__INPUT RECORDS__.
________________________

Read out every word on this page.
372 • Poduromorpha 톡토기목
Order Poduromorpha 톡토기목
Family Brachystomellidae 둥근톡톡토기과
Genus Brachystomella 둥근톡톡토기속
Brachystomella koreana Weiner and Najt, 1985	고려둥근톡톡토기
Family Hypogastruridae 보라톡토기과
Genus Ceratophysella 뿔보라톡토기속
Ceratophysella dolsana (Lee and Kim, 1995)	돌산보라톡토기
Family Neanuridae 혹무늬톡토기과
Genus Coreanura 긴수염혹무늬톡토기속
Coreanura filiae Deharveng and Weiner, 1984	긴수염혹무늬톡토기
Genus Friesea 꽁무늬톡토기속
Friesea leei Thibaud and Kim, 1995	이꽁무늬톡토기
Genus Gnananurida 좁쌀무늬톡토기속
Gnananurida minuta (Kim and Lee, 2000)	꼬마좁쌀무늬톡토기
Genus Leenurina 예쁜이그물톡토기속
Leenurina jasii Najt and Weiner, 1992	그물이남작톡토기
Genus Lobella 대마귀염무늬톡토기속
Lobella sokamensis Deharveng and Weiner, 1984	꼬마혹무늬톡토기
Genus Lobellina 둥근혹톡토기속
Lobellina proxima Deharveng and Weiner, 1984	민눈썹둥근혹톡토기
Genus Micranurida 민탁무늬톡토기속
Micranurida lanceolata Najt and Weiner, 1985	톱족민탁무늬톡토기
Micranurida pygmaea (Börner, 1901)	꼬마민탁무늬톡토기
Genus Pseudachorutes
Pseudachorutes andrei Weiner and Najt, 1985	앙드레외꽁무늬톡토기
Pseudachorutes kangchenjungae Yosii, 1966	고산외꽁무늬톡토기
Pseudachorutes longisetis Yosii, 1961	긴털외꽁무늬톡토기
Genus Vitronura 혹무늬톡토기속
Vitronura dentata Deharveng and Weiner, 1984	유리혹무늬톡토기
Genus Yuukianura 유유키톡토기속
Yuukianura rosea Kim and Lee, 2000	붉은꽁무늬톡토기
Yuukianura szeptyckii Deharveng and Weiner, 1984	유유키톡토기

________________________

__WHAT THE TASK REQUIRES__.
Using the material above, report each line where "톡토기목" occurs.

__WRITTEN ANSWER__.
372 • Poduromorpha 톡토기목
Order Poduromorpha 톡토기목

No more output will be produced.